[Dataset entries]
>> Begin

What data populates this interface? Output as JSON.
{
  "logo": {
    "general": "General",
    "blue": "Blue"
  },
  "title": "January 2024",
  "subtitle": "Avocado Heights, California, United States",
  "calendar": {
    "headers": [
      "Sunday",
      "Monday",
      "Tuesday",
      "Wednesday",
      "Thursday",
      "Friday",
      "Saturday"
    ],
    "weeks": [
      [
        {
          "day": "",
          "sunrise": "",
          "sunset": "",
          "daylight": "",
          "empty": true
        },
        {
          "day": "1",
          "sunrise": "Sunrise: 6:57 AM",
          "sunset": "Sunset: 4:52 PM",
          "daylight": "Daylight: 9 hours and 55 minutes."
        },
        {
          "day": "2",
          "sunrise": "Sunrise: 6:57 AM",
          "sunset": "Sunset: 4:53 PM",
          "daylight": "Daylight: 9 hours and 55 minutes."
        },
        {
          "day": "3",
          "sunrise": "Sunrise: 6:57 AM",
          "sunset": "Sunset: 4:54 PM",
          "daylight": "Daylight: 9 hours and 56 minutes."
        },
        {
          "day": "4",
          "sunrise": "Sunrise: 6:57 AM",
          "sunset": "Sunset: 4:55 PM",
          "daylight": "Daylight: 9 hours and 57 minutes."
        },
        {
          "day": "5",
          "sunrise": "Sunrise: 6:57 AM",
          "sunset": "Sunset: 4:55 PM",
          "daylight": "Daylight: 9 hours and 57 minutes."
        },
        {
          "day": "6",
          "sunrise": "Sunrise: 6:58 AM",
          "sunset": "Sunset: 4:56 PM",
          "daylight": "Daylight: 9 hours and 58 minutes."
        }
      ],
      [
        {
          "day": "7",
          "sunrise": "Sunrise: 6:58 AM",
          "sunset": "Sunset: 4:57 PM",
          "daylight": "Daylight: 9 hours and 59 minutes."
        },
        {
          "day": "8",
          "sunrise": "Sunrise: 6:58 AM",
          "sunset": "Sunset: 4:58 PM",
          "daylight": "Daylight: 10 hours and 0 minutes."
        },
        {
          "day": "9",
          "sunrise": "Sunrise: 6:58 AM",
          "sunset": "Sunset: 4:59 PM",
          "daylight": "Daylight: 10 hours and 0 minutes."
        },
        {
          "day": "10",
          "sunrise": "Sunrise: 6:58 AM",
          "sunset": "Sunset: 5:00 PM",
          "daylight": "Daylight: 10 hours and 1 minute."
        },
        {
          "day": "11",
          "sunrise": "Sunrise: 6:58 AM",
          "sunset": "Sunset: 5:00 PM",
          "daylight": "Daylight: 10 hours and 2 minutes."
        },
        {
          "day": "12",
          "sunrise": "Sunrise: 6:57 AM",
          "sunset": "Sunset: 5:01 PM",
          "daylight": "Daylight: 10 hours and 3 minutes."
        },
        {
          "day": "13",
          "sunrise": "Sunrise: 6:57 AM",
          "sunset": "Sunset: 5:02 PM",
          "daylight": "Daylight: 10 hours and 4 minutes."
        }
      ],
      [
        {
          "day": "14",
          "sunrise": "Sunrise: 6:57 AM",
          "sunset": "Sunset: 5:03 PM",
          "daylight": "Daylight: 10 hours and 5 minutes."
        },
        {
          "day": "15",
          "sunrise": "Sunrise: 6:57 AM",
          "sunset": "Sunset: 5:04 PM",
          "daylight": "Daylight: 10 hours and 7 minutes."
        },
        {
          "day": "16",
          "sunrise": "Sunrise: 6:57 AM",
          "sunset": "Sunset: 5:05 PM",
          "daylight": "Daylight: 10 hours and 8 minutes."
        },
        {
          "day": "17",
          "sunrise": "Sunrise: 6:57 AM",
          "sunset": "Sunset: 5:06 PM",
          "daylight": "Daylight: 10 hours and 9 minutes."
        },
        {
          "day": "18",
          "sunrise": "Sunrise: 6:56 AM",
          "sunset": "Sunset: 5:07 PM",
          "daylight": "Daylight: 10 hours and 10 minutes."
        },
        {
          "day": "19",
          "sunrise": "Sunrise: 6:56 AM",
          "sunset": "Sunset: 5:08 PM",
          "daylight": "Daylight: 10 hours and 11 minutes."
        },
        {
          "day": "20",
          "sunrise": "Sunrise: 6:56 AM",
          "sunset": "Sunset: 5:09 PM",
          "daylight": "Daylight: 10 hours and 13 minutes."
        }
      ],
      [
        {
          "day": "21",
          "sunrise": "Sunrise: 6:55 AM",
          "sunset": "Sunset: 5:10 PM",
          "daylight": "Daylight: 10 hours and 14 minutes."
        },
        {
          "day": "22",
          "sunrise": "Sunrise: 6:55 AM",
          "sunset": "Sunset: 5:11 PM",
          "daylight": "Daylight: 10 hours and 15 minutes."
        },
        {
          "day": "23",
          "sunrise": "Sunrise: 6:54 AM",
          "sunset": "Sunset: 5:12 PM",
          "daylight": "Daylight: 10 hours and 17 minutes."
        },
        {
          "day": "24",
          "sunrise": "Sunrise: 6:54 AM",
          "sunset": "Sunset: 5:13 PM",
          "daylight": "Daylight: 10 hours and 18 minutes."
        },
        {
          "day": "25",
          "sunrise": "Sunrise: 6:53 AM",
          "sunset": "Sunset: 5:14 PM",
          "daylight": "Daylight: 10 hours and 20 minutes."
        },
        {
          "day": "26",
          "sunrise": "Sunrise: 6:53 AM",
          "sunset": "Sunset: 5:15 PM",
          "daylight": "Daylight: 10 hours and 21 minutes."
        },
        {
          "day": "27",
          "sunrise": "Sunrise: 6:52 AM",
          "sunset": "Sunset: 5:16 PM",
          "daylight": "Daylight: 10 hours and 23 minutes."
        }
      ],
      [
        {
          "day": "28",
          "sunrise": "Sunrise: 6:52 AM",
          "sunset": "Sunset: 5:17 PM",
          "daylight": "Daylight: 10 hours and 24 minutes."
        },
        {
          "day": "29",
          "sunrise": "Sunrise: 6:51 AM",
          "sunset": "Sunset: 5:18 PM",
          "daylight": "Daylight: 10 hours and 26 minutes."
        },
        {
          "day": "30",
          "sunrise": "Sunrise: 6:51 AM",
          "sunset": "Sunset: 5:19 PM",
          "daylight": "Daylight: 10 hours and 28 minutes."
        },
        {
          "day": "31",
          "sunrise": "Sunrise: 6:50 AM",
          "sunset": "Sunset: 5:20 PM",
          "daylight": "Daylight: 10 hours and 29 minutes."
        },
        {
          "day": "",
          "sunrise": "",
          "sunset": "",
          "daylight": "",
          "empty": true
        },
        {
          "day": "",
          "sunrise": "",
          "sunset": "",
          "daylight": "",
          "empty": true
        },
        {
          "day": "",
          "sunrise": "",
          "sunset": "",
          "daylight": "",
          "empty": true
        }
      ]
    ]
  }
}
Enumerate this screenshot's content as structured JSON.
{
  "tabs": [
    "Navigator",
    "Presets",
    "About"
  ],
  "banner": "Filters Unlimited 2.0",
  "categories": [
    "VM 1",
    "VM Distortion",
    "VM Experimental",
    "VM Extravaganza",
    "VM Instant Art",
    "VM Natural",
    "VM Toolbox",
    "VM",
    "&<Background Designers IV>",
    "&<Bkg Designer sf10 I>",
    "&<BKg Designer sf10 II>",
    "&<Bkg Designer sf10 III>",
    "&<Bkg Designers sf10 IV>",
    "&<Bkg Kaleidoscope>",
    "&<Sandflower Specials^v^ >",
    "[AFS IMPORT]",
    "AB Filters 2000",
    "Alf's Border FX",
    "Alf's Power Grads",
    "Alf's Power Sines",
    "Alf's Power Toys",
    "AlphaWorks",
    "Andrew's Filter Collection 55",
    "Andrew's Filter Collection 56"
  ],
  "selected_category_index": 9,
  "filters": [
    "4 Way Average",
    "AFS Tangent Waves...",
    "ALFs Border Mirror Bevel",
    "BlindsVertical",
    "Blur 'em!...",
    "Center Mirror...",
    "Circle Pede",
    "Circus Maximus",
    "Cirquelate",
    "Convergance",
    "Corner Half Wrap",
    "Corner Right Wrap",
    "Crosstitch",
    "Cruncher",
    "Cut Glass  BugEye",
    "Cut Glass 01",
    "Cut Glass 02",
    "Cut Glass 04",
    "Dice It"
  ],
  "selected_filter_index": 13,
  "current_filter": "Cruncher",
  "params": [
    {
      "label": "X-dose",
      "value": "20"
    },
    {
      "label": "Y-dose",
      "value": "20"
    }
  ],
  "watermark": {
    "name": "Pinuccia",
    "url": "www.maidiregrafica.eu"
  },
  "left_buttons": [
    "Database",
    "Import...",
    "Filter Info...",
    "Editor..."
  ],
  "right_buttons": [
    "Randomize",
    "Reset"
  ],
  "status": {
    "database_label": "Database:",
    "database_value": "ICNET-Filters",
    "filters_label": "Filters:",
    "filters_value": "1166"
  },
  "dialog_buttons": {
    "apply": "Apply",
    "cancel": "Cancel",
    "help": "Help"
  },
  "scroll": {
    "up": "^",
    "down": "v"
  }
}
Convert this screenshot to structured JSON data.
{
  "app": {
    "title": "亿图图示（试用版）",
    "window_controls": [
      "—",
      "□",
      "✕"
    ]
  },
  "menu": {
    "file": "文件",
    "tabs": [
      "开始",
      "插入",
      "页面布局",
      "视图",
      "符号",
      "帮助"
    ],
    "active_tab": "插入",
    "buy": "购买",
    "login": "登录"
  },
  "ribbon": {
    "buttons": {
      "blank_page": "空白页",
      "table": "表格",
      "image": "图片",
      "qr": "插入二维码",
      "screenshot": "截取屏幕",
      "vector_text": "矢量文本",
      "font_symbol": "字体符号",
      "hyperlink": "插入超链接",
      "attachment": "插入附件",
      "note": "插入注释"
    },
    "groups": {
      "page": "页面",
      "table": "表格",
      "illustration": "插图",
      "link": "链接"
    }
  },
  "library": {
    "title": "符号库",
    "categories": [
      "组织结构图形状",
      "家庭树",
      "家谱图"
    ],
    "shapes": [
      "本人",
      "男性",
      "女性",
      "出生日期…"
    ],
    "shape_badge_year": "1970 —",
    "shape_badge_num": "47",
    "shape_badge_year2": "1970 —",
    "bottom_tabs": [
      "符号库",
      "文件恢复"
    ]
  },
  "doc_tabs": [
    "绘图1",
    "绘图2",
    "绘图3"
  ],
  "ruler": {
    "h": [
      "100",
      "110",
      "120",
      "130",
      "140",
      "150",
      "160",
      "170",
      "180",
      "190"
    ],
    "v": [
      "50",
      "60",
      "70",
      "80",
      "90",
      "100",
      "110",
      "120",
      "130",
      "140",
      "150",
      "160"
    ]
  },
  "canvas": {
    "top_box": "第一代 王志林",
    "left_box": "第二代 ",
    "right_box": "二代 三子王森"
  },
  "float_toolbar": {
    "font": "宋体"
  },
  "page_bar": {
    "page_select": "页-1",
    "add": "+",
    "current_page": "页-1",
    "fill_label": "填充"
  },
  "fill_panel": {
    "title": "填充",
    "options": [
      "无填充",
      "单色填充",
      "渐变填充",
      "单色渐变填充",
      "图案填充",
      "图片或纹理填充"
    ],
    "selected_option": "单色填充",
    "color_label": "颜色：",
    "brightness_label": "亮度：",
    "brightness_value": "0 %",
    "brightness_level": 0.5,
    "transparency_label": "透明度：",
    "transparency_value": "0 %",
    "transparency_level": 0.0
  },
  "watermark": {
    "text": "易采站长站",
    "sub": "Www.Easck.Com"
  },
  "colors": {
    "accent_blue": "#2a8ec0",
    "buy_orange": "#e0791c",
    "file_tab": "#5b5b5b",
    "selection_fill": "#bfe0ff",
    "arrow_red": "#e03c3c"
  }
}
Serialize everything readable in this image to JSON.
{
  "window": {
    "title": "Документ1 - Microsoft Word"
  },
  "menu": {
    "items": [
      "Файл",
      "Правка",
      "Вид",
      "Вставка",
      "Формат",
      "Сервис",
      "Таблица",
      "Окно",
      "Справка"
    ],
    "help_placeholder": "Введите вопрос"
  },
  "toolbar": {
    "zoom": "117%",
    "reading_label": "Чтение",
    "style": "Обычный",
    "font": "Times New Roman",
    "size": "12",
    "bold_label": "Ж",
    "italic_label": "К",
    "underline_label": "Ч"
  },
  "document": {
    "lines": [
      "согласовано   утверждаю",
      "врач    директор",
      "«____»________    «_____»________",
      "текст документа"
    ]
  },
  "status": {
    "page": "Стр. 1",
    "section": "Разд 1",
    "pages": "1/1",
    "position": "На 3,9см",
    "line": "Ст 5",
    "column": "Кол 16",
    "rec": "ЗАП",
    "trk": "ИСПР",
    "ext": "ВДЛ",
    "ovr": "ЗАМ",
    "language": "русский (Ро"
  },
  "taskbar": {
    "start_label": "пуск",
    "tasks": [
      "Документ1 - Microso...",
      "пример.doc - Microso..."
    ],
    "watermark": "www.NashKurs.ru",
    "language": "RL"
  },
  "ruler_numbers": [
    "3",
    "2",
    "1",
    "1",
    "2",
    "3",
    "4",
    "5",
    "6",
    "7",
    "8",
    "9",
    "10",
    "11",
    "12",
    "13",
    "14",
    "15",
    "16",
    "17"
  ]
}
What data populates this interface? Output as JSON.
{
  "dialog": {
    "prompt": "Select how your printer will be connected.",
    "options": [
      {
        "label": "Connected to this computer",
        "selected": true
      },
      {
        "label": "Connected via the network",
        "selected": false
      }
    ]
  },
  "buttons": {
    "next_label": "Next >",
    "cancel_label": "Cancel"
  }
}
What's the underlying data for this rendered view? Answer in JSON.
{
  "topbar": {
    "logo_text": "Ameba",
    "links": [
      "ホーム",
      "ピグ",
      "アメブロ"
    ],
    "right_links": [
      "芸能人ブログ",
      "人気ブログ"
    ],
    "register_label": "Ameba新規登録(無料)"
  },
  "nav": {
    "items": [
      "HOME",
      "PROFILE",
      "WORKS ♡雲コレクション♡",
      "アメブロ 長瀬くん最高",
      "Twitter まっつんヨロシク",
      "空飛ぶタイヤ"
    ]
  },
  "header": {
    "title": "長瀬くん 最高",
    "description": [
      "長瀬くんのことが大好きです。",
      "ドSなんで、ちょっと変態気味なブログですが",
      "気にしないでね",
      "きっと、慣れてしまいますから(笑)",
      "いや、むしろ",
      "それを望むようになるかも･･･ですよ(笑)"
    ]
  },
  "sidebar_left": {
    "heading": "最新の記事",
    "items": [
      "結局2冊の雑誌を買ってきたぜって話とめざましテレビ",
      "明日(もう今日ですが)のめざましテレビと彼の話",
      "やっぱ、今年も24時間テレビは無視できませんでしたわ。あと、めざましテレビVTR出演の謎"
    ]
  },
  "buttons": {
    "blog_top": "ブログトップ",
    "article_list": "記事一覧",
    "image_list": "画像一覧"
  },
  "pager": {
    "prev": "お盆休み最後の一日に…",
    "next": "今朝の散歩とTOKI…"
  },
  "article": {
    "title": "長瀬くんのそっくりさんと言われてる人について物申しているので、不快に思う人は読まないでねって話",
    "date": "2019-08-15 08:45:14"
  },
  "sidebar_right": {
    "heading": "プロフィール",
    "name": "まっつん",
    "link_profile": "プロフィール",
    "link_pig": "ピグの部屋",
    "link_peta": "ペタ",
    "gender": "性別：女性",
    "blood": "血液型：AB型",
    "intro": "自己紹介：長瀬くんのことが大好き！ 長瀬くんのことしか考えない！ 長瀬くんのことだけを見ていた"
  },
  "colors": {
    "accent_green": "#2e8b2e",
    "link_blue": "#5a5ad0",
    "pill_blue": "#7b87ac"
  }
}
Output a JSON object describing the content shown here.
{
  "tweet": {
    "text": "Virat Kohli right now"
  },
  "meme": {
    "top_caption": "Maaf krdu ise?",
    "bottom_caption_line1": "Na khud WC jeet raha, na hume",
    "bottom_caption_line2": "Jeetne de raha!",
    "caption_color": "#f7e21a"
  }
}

>> End

## Task to carry out:
Copy each line of the records that contains the word "Glass".

## Right answer:
    "Cut Glass  BugEye",
    "Cut Glass 01",
    "Cut Glass 02",
    "Cut Glass 04",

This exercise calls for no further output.